▶ **WORK TO BE COMPLETED**
Write the material out again in full, exactly.

═════ RECORDS FOR THE EXERCISE ═════

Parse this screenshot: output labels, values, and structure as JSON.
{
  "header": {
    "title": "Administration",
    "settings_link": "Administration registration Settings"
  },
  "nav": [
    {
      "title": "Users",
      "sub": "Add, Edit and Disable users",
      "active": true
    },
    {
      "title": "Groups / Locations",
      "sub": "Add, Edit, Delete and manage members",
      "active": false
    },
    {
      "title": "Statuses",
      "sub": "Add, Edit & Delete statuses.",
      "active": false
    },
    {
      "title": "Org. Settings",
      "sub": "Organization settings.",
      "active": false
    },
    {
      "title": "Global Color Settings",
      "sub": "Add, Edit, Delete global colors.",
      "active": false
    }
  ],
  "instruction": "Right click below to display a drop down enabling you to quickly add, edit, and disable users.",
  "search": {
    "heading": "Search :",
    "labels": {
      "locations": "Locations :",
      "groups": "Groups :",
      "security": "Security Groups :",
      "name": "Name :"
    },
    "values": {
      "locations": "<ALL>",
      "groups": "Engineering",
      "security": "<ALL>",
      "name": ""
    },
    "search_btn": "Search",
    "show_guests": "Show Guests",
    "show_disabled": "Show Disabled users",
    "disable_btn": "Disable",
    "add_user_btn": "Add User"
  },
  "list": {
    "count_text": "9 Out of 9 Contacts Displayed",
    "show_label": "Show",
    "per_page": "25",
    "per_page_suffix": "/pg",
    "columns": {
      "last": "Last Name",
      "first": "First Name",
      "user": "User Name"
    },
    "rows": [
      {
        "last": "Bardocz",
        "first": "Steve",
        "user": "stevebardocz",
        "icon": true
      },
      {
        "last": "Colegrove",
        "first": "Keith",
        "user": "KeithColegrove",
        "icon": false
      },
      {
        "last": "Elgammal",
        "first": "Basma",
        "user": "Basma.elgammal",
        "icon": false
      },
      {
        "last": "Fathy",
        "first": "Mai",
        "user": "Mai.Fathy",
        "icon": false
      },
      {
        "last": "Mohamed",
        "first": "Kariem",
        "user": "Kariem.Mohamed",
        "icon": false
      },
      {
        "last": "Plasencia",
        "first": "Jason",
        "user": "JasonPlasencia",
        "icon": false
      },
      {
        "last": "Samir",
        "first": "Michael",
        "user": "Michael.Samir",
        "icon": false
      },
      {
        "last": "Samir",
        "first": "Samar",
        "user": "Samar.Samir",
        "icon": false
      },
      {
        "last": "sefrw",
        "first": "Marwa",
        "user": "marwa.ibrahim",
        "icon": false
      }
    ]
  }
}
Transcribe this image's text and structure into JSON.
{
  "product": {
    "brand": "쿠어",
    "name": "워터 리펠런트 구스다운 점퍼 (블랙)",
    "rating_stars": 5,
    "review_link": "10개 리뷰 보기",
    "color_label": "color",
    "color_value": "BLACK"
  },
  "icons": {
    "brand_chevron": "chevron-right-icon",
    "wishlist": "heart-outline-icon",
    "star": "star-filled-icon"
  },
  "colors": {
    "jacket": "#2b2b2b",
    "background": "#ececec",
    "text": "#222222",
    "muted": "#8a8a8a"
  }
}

═════

▶ **EXERCISE SOLUTION**
Parse this screenshot: output labels, values, and structure as JSON.
{
  "header": {
    "title": "Administration",
    "settings_link": "Administration registration Settings"
  },
  "nav": [
    {
      "title": "Users",
      "sub": "Add, Edit and Disable users",
      "active": true
    },
    {
      "title": "Groups / Locations",
      "sub": "Add, Edit, Delete and manage members",
      "active": false
    },
    {
      "title": "Statuses",
      "sub": "Add, Edit & Delete statuses.",
      "active": false
    },
    {
      "title": "Org. Settings",
      "sub": "Organization settings.",
      "active": false
    },
    {
      "title": "Global Color Settings",
      "sub": "Add, Edit, Delete global colors.",
      "active": false
    }
  ],
  "instruction": "Right click below to display a drop down enabling you to quickly add, edit, and disable users.",
  "search": {
    "heading": "Search :",
    "labels": {
      "locations": "Locations :",
      "groups": "Groups :",
      "security": "Security Groups :",
      "name": "Name :"
    },
    "values": {
      "locations": "<ALL>",
      "groups": "Engineering",
      "security": "<ALL>",
      "name": ""
    },
    "search_btn": "Search",
    "show_guests": "Show Guests",
    "show_disabled": "Show Disabled users",
    "disable_btn": "Disable",
    "add_user_btn": "Add User"
  },
  "list": {
    "count_text": "9 Out of 9 Contacts Displayed",
    "show_label": "Show",
    "per_page": "25",
    "per_page_suffix": "/pg",
    "columns": {
      "last": "Last Name",
      "first": "First Name",
      "user": "User Name"
    },
    "rows": [
      {
        "last": "Bardocz",
        "first": "Steve",
        "user": "stevebardocz",
        "icon": true
      },
      {
        "last": "Colegrove",
        "first": "Keith",
        "user": "KeithColegrove",
        "icon": false
      },
      {
        "last": "Elgammal",
        "first": "Basma",
        "user": "Basma.elgammal",
        "icon": false
      },
      {
        "last": "Fathy",
        "first": "Mai",
        "user": "Mai.Fathy",
        "icon": false
      },
      {
        "last": "Mohamed",
        "first": "Kariem",
        "user": "Kariem.Mohamed",
        "icon": false
      },
      {
        "last": "Plasencia",
        "first": "Jason",
        "user": "JasonPlasencia",
        "icon": false
      },
      {
        "last": "Samir",
        "first": "Michael",
        "user": "Michael.Samir",
        "icon": false
      },
      {
        "last": "Samir",
        "first": "Samar",
        "user": "Samar.Samir",
        "icon": false
      },
      {
        "last": "sefrw",
        "first": "Marwa",
        "user": "marwa.ibrahim",
        "icon": false
      }
    ]
  }
}
Transcribe this image's text and structure into JSON.
{
  "product": {
    "brand": "쿠어",
    "name": "워터 리펠런트 구스다운 점퍼 (블랙)",
    "rating_stars": 5,
    "review_link": "10개 리뷰 보기",
    "color_label": "color",
    "color_value": "BLACK"
  },
  "icons": {
    "brand_chevron": "chevron-right-icon",
    "wishlist": "heart-outline-icon",
    "star": "star-filled-icon"
  },
  "colors": {
    "jacket": "#2b2b2b",
    "background": "#ececec",
    "text": "#222222",
    "muted": "#8a8a8a"
  }
}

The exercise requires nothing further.